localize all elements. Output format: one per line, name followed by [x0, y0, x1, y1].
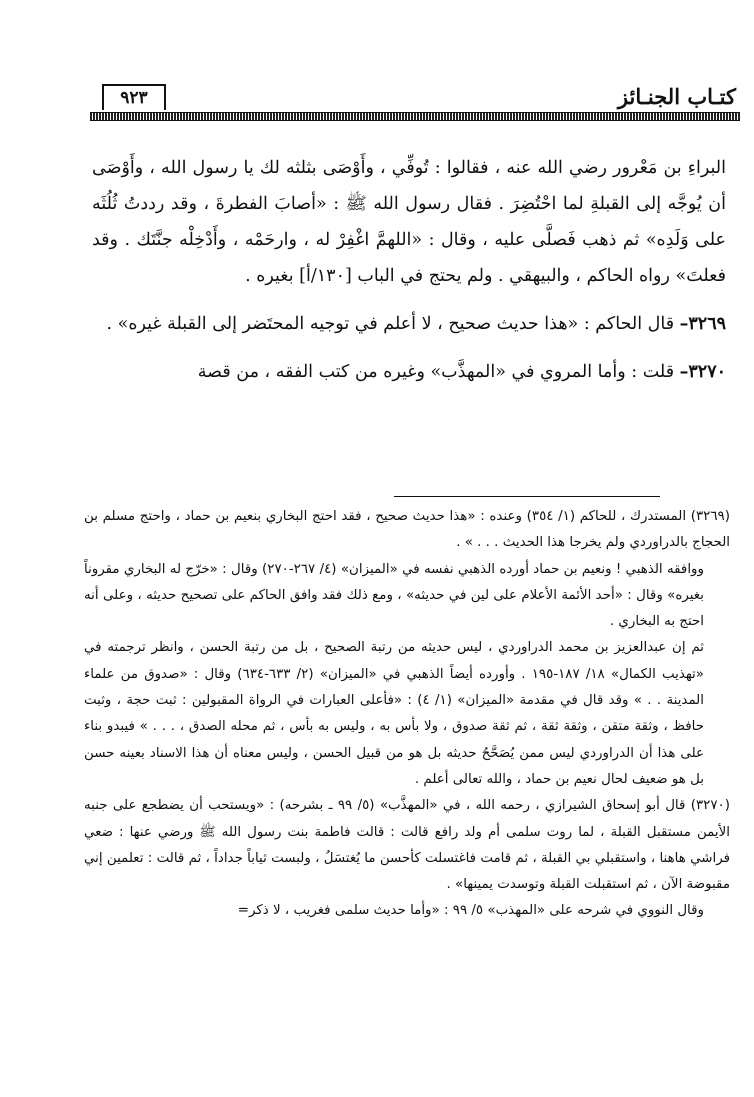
page-header: [90, 80, 740, 124]
chapter-title: كتـاب الجنـائز: [617, 84, 736, 109]
footnote-3269-body: ثم إن عبدالعزيز بن محمد الدراوردي ، ليس حديثه من رتبة الصحيح ، بل من رتبة الحسن ، وانظر ترجمته في «تهذيب الكمال» ١٨/ ١٨٧-١٩٥ . وأورده أيضاً الذهبي في «الميزان» (٢/ ٦٣٣-٦٣٤) وقال : «صدوق من علماء المدينة . . » وقد قال في مقدمة «الميزان» (١/ ٤) : «فأعلى العبارات في الرواة المقبولين : ثبت حجة ، وثبت حافظ ، وثقة متقن ، وثقة ثقة ، ثم ثقة صدوق ، ولا بأس به ، وليس به بأس ، ثم محله الصدق ، . . . » فيبدو بناء على هذا أن الدراوردي ليس ممن يُصَحَّحُ حديثه بل هو من قبيل الحسن ، وليس معناه أن هذا الاسناد بعينه حسن بل هو ضعيف لحال نعيم بن حماد ، والله تعالى أعلم .: [84, 640, 704, 787]
footnote-3270-head: (٣٢٧٠) قال أبو إسحاق الشيرازي ، رحمه الله ، في «المهذَّب» (٥/ ٩٩ ـ بشرحه) : «ويستحب أن يضطجع على جنبه الأيمن مستقبل القبلة ، لما روت سلمى أم ولد رافع قالت : قالت فاطمة بنت رسول الله ﷺ ورضي عنها : ضعي فراشي هاهنا ، واستقبلي بي القبلة ، ثم قامت فاغتسلت كأحسن ما يُغتسَلُ ، ولبست ثياباً جداداً ، ثم قالت : تعلمين إني مقبوضة الآن ، ثم استقبلت القبلة وتوسدت يمينها» .: [84, 798, 730, 893]
header-rule: [90, 112, 740, 121]
footnote-3269-head: (٣٢٦٩) المستدرك ، للحاكم (١/ ٣٥٤) وعنده : «هذا حديث صحيح ، فقد احتج البخاري بنعيم بن حماد ، واحتج مسلم بن الحجاج بالدراوردي ولم يخرجا هذا الحديث . . . » .: [84, 509, 730, 551]
hadith-3269: [92, 306, 726, 342]
hadith-3270: [92, 354, 726, 390]
hadith-number: ٣٢٧٠–: [679, 362, 726, 382]
footnotes: [84, 504, 730, 925]
footnote-divider: [394, 496, 660, 497]
hadith-text: قلت : وأما المروي في «المهذَّب» وغيره من كتب الفقه ، من قصة: [197, 362, 675, 382]
footnote-3270-body: وقال النووي في شرحه على «المهذب» ٥/ ٩٩ : «وأما حديث سلمى فغريب ، لا ذكر=: [237, 903, 704, 919]
hadith-number: ٣٢٦٩–: [679, 314, 726, 334]
hadith-text: قال الحاكم : «هذا حديث صحيح ، لا أعلم في توجيه المحتَضر إلى القبلة غيره» .: [106, 314, 675, 334]
page-number: ٩٢٣: [102, 84, 166, 110]
footnote-3269-body: ووافقه الذهبي ! ونعيم بن حماد أورده الذهبي نفسه في «الميزان» (٤/ ٢٦٧-٢٧٠) وقال : «خرّج له البخاري مقروناً بغيره» وقال : «أحد الأئمة الأعلام على لين في حديثه» ، ومع ذلك فقد وافق الحاكم على تصحيح حديثه ، وعلى أنه احتج به البخاري .: [84, 561, 704, 630]
main-paragraph: البراءِ بن مَعْرور رضي الله عنه ، فقالوا : تُوفِّي ، وأَوْصَى بثلثه لك يا رسول الله ، وأَوْصَى أن يُوجَّه إلى القبلةِ لما احْتُضِرَ . فقال رسول الله ﷺ : «أصابَ الفطرةَ ، وقد رددتُ ثُلُثَه على وَلَدِه» ثم ذهب فَصلَّى عليه ، وقال : «اللهمَّ اغْفِرْ له ، وارحَمْه ، وأَدْخِلْه جنَّتَك . وقد فعلتَ» رواه الحاكم ، والبيهقي . ولم يحتج في الباب [١٣٠/أ] بغيره .: [92, 158, 726, 286]
main-text: [92, 150, 726, 402]
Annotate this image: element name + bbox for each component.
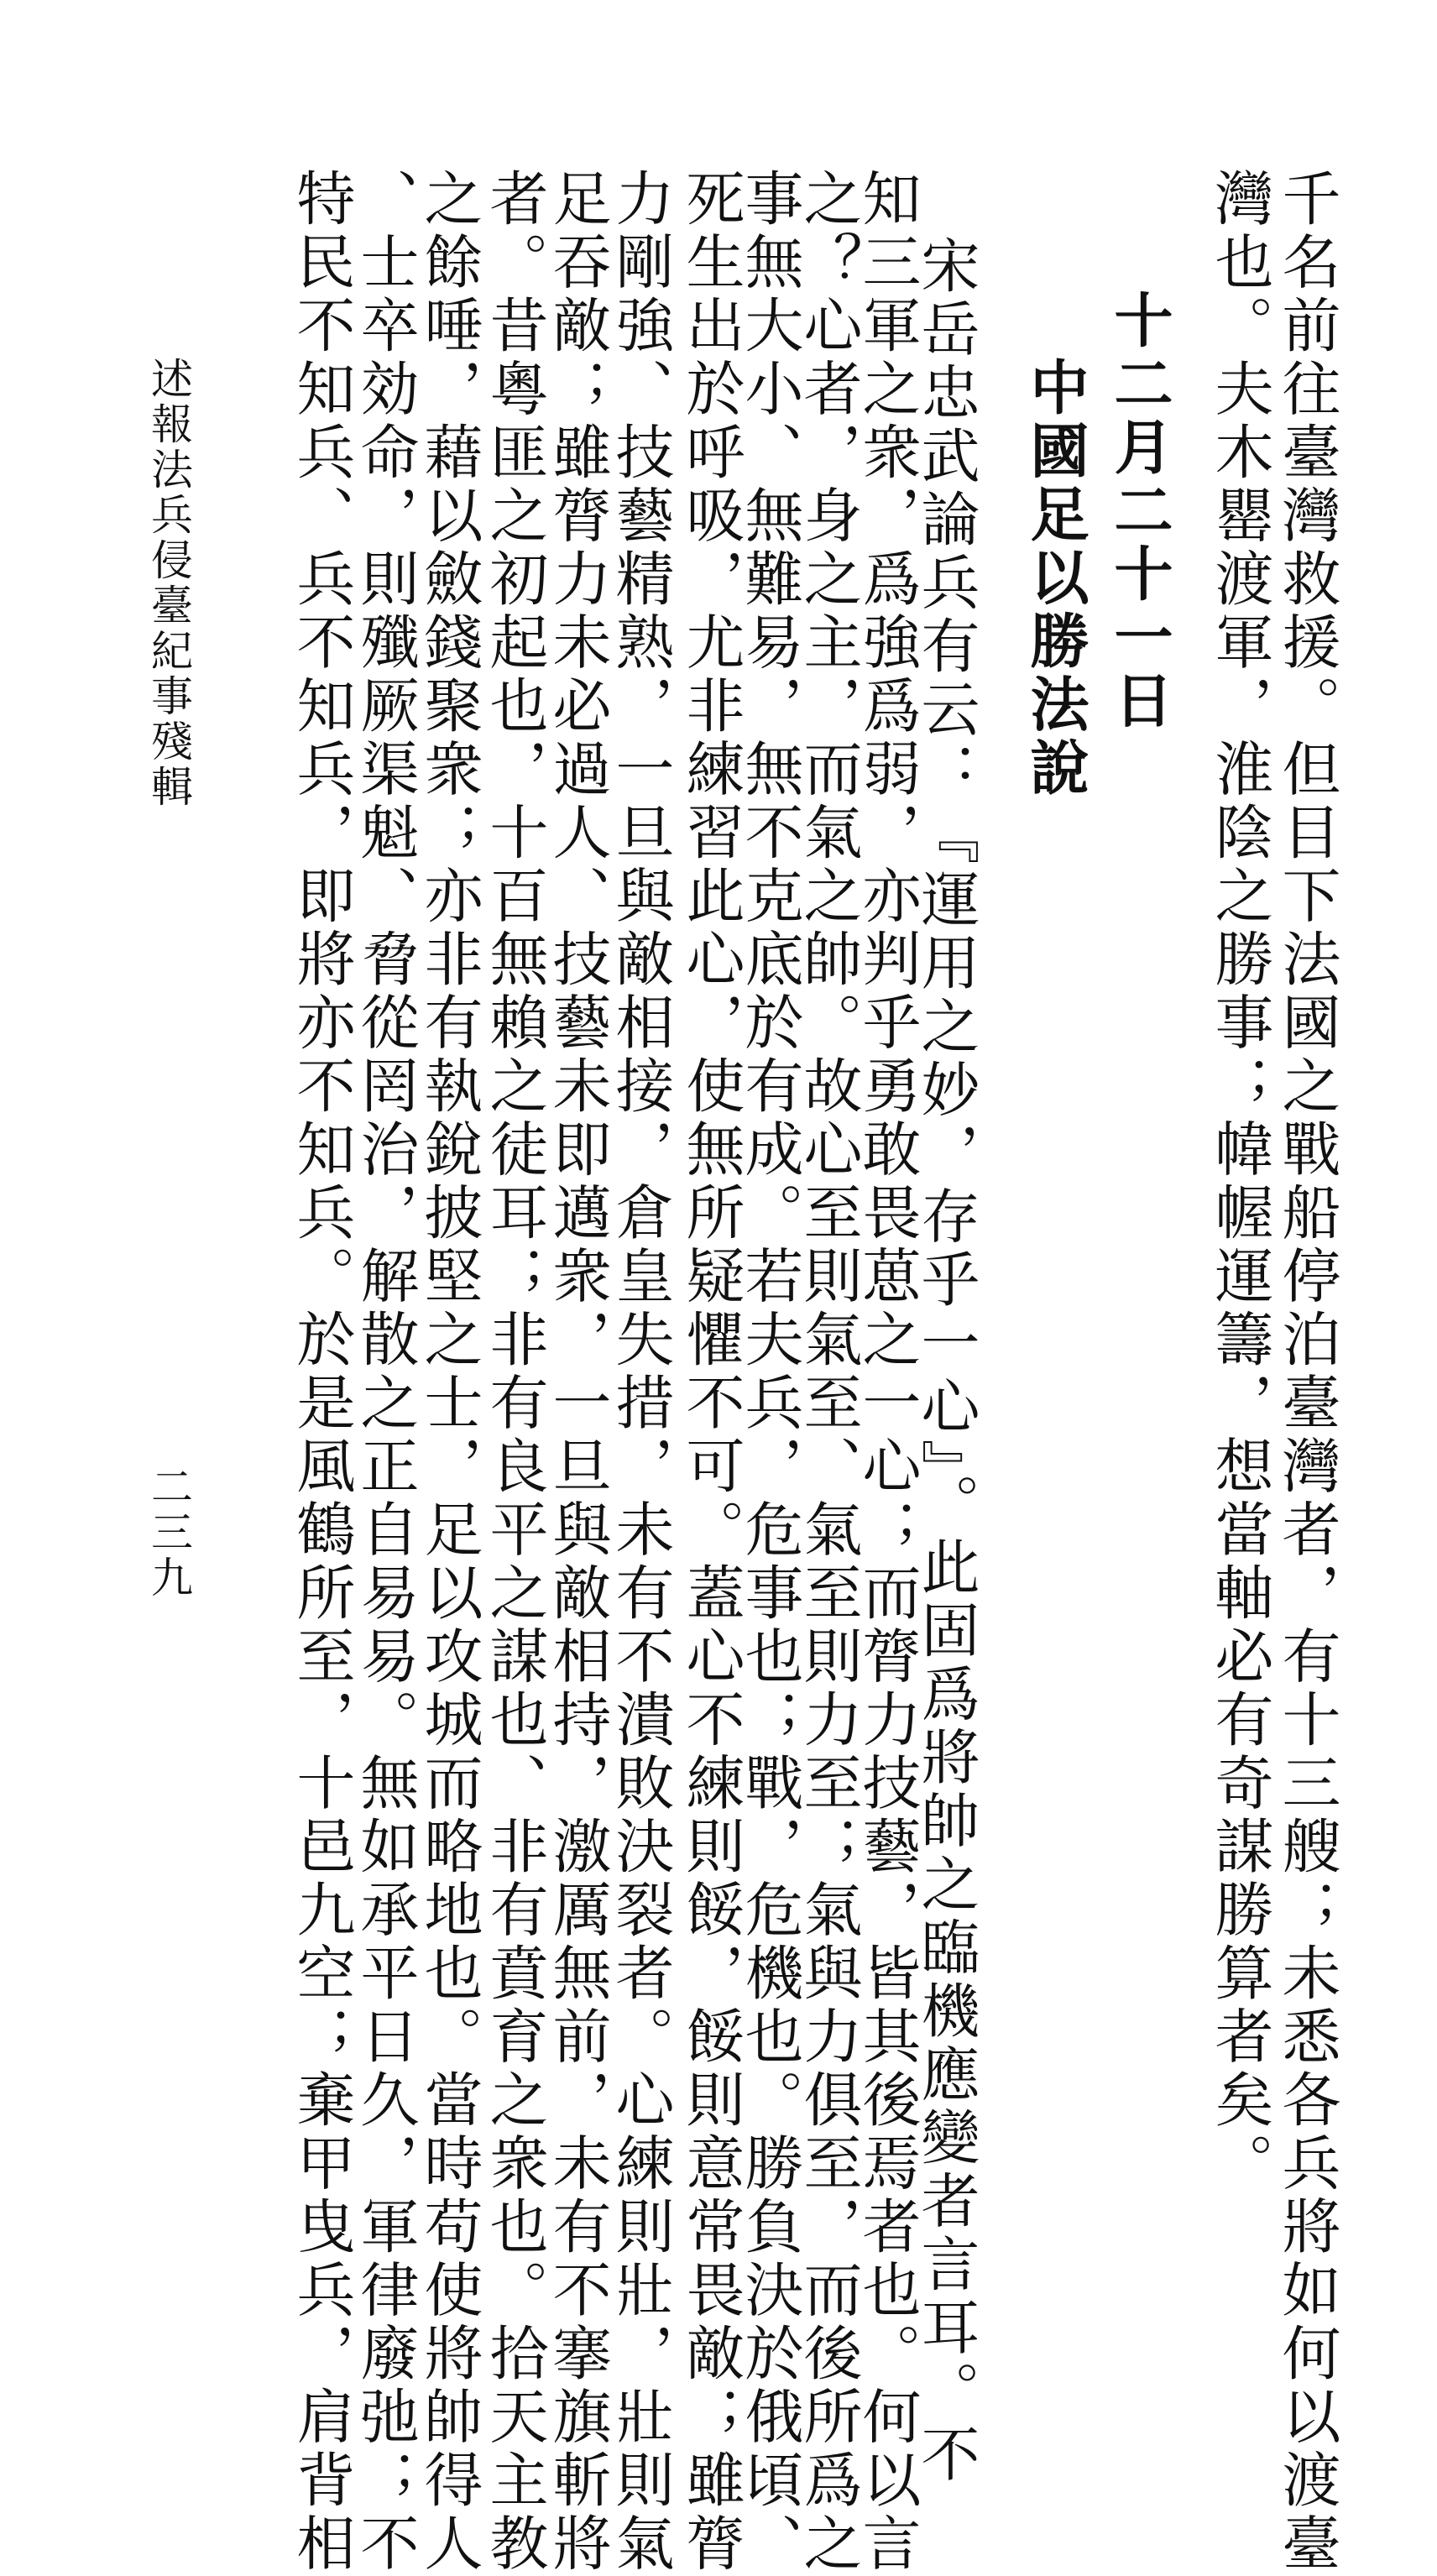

• **STATED TASK**
Can you copy the listing above word for word, leaving out the pictures?

• **SOLVED EXERCISE**
localize all elements. Output format: one per line, name followed by [x0, y0, x1, y1].
page-header: [90, 80, 740, 124]
chapter-title: كتـاب الجنـائز: [617, 84, 736, 109]
footnote-3269-body: ثم إن عبدالعزيز بن محمد الدراوردي ، ليس حديثه من رتبة الصحيح ، بل من رتبة الحسن ، وانظر ترجمته في «تهذيب الكمال» ١٨/ ١٨٧-١٩٥ . وأورده أيضاً الذهبي في «الميزان» (٢/ ٦٣٣-٦٣٤) وقال : «صدوق من علماء المدينة . . » وقد قال في مقدمة «الميزان» (١/ ٤) : «فأعلى العبارات في الرواة المقبولين : ثبت حجة ، وثبت حافظ ، وثقة متقن ، وثقة ثقة ، ثم ثقة صدوق ، ولا بأس به ، وليس به بأس ، ثم محله الصدق ، . . . » فيبدو بناء على هذا أن الدراوردي ليس ممن يُصَحَّحُ حديثه بل هو من قبيل الحسن ، وليس معناه أن هذا الاسناد بعينه حسن بل هو ضعيف لحال نعيم بن حماد ، والله تعالى أعلم .: [84, 640, 704, 787]
footnote-3270-head: (٣٢٧٠) قال أبو إسحاق الشيرازي ، رحمه الله ، في «المهذَّب» (٥/ ٩٩ ـ بشرحه) : «ويستحب أن يضطجع على جنبه الأيمن مستقبل القبلة ، لما روت سلمى أم ولد رافع قالت : قالت فاطمة بنت رسول الله ﷺ ورضي عنها : ضعي فراشي هاهنا ، واستقبلي بي القبلة ، ثم قامت فاغتسلت كأحسن ما يُغتسَلُ ، ولبست ثياباً جداداً ، ثم قالت : تعلمين إني مقبوضة الآن ، ثم استقبلت القبلة وتوسدت يمينها» .: [84, 798, 730, 893]
header-rule: [90, 112, 740, 121]
footnote-3269-head: (٣٢٦٩) المستدرك ، للحاكم (١/ ٣٥٤) وعنده : «هذا حديث صحيح ، فقد احتج البخاري بنعيم بن حماد ، واحتج مسلم بن الحجاج بالدراوردي ولم يخرجا هذا الحديث . . . » .: [84, 509, 730, 551]
hadith-3269: [92, 306, 726, 342]
hadith-3270: [92, 354, 726, 390]
hadith-number: ٣٢٧٠–: [679, 362, 726, 382]
footnotes: [84, 504, 730, 925]
footnote-divider: [394, 496, 660, 497]
hadith-text: قلت : وأما المروي في «المهذَّب» وغيره من كتب الفقه ، من قصة: [197, 362, 675, 382]
footnote-3270-body: وقال النووي في شرحه على «المهذب» ٥/ ٩٩ : «وأما حديث سلمى فغريب ، لا ذكر=: [237, 903, 704, 919]
hadith-number: ٣٢٦٩–: [679, 314, 726, 334]
hadith-text: قال الحاكم : «هذا حديث صحيح ، لا أعلم في توجيه المحتَضر إلى القبلة غيره» .: [106, 314, 675, 334]
page-number: ٩٢٣: [102, 84, 166, 110]
footnote-3269-body: ووافقه الذهبي ! ونعيم بن حماد أورده الذهبي نفسه في «الميزان» (٤/ ٢٦٧-٢٧٠) وقال : «خرّج له البخاري مقروناً بغيره» وقال : «أحد الأئمة الأعلام على لين في حديثه» ، ومع ذلك فقد وافق الحاكم على تصحيح حديثه ، وعلى أنه احتج به البخاري .: [84, 561, 704, 630]
main-paragraph: البراءِ بن مَعْرور رضي الله عنه ، فقالوا : تُوفِّي ، وأَوْصَى بثلثه لك يا رسول الله ، وأَوْصَى أن يُوجَّه إلى القبلةِ لما احْتُضِرَ . فقال رسول الله ﷺ : «أصابَ الفطرةَ ، وقد رددتُ ثُلُثَه على وَلَدِه» ثم ذهب فَصلَّى عليه ، وقال : «اللهمَّ اغْفِرْ له ، وارحَمْه ، وأَدْخِلْه جنَّتَك . وقد فعلتَ» رواه الحاكم ، والبيهقي . ولم يحتج في الباب [١٣٠/أ] بغيره .: [92, 158, 726, 286]
main-text: [92, 150, 726, 402]
Annotate this image: element name + bbox for each component.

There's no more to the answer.